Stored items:
____

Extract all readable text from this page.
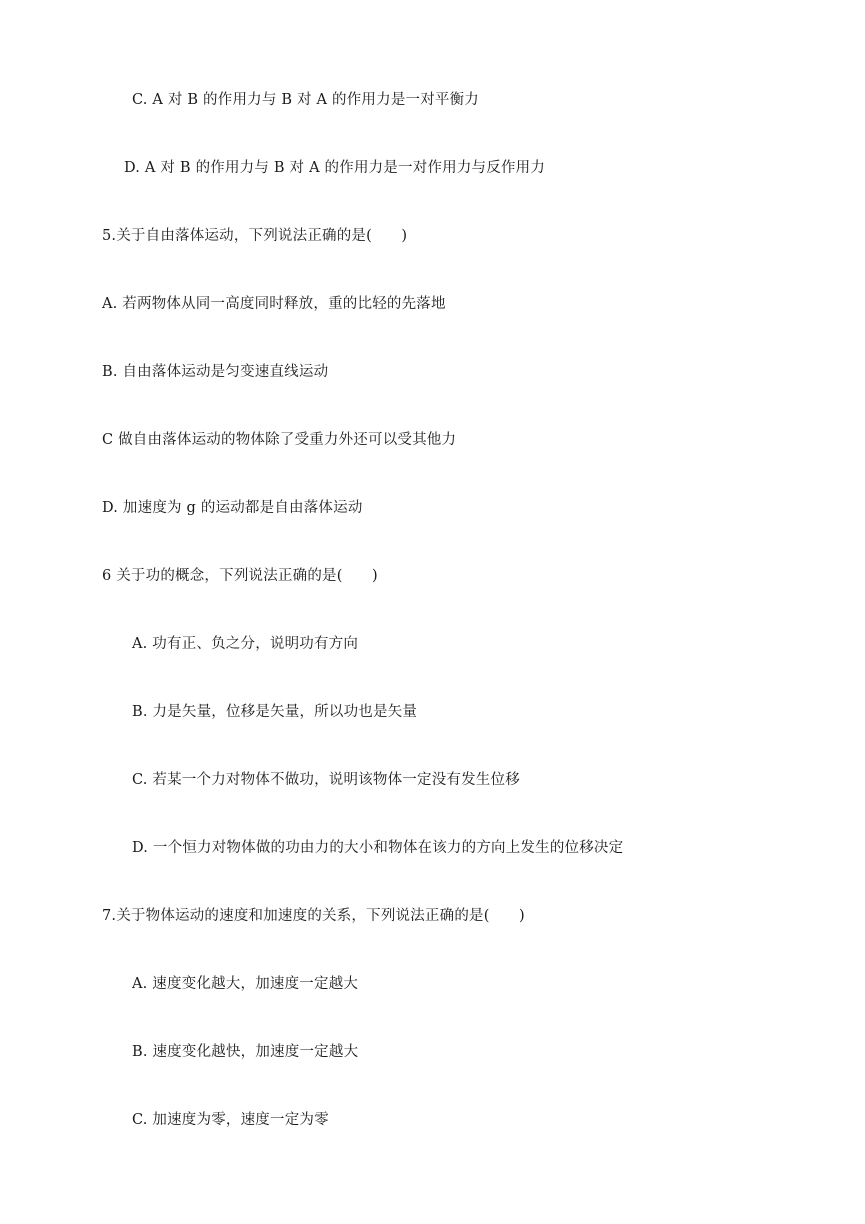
C. A 对 B 的作用力与 B 对 A 的作用力是一对平衡力
D. A 对 B 的作用力与 B 对 A 的作用力是一对作用力与反作用力
5.关于自由落体运动，下列说法正确的是(　　)
A. 若两物体从同一高度同时释放，重的比轻的先落地
B. 自由落体运动是匀变速直线运动
C 做自由落体运动的物体除了受重力外还可以受其他力
D. 加速度为 g 的运动都是自由落体运动
6 关于功的概念，下列说法正确的是(　　)
A. 功有正、负之分，说明功有方向
B. 力是矢量，位移是矢量，所以功也是矢量
C. 若某一个力对物体不做功，说明该物体一定没有发生位移
D. 一个恒力对物体做的功由力的大小和物体在该力的方向上发生的位移决定
7.关于物体运动的速度和加速度的关系，下列说法正确的是(　　)
A. 速度变化越大，加速度一定越大
B. 速度变化越快，加速度一定越大
C. 加速度为零，速度一定为零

____

Omitting all images, retype each line of the records precisely.

Extract all readable text from this page.
C. A 对 B 的作用力与 B 对 A 的作用力是一对平衡力
D. A 对 B 的作用力与 B 对 A 的作用力是一对作用力与反作用力
5.关于自由落体运动，下列说法正确的是(　　)
A. 若两物体从同一高度同时释放，重的比轻的先落地
B. 自由落体运动是匀变速直线运动
C 做自由落体运动的物体除了受重力外还可以受其他力
D. 加速度为 g 的运动都是自由落体运动
6 关于功的概念，下列说法正确的是(　　)
A. 功有正、负之分，说明功有方向
B. 力是矢量，位移是矢量，所以功也是矢量
C. 若某一个力对物体不做功，说明该物体一定没有发生位移
D. 一个恒力对物体做的功由力的大小和物体在该力的方向上发生的位移决定
7.关于物体运动的速度和加速度的关系，下列说法正确的是(　　)
A. 速度变化越大，加速度一定越大
B. 速度变化越快，加速度一定越大
C. 加速度为零，速度一定为零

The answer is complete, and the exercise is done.